_To be done_. Could you copy every line from the material below in which "name" appears?

— begin Provided material —

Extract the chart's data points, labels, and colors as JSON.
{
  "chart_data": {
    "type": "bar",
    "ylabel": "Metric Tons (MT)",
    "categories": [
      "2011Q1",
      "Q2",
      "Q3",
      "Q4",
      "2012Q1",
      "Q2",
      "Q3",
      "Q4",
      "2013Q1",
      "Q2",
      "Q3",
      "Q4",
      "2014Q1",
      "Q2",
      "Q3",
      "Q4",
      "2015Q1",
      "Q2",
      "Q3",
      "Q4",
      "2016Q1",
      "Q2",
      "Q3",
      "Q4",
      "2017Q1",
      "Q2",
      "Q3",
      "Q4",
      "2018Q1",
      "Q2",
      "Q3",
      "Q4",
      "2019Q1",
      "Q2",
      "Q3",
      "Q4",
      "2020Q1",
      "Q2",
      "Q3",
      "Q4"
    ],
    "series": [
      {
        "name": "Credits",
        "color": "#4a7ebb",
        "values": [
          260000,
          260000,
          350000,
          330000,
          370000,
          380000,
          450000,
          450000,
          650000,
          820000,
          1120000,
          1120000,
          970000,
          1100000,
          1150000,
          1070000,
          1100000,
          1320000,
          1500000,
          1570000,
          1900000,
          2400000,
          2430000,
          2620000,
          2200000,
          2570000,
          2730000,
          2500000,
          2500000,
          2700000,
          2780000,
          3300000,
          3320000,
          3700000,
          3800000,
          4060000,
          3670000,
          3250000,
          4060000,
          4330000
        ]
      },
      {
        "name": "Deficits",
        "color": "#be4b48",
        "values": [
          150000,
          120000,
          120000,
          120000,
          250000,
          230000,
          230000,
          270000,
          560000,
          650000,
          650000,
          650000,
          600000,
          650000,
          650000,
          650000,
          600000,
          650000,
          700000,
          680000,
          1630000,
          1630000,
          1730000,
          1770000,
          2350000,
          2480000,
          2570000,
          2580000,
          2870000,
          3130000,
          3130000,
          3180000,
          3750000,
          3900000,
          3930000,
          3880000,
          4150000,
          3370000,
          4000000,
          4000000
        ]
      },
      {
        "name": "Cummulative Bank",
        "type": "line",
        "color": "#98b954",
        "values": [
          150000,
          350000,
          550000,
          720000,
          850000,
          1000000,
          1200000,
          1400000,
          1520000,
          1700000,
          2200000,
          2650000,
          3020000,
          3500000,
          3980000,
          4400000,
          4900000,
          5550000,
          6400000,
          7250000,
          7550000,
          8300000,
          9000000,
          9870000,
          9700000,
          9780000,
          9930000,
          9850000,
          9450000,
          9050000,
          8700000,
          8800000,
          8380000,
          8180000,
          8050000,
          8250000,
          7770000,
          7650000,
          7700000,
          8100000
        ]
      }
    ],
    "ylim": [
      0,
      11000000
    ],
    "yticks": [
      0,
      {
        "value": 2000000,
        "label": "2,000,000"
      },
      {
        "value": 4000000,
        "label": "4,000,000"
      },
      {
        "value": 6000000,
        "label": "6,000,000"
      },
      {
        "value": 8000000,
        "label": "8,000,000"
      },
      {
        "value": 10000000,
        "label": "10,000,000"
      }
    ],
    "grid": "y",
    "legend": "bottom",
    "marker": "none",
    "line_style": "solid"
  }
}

— end Provided material —

_Task response_.
        "name": "Credits",
        "name": "Deficits",
        "name": "Cummulative Bank",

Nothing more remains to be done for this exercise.